Extracted records
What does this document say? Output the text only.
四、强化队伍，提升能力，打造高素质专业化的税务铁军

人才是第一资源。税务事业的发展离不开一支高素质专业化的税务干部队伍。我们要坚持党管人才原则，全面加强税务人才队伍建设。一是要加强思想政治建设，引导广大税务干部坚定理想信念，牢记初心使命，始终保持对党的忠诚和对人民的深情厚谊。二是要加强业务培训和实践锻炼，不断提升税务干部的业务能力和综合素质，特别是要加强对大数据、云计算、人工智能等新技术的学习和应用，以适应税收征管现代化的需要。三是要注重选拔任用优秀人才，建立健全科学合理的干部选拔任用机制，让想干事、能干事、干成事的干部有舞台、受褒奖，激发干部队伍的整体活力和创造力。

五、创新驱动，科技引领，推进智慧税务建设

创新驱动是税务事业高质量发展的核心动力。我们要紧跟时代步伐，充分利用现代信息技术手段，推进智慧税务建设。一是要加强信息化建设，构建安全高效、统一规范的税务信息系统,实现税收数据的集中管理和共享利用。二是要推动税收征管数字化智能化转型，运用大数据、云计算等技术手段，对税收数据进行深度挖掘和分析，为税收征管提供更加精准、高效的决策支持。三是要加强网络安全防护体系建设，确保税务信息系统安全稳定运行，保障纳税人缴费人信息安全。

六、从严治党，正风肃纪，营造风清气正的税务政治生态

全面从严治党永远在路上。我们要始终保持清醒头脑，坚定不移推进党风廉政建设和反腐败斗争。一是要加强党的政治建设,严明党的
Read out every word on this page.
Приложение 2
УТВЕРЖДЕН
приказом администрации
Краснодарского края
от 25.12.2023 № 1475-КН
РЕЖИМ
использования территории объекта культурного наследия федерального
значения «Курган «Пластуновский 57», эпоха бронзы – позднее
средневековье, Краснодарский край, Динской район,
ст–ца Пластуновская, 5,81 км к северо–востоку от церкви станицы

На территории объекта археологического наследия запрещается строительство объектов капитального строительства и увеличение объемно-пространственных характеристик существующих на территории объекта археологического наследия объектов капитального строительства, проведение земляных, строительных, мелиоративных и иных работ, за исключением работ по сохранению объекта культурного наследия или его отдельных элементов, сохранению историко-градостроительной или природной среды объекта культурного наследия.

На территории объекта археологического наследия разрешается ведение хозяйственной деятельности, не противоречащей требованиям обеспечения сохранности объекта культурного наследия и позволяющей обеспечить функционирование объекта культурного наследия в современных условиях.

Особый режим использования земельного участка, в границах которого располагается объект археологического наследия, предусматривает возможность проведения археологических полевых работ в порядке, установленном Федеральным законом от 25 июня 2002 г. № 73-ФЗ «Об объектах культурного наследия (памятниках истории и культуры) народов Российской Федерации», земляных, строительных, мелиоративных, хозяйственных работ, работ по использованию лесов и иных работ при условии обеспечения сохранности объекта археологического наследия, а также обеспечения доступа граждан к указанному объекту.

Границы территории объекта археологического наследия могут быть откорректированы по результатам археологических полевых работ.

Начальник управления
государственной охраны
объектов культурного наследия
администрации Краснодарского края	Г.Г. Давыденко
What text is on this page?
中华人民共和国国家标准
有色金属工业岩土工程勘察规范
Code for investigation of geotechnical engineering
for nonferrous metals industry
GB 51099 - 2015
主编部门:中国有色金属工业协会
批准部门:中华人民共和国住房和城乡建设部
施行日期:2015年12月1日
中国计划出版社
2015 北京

▶ **What you need to do**
Give nothing but the count of lines in the listing above that hold the string "推进智慧税务建设".

▶ **Result**
2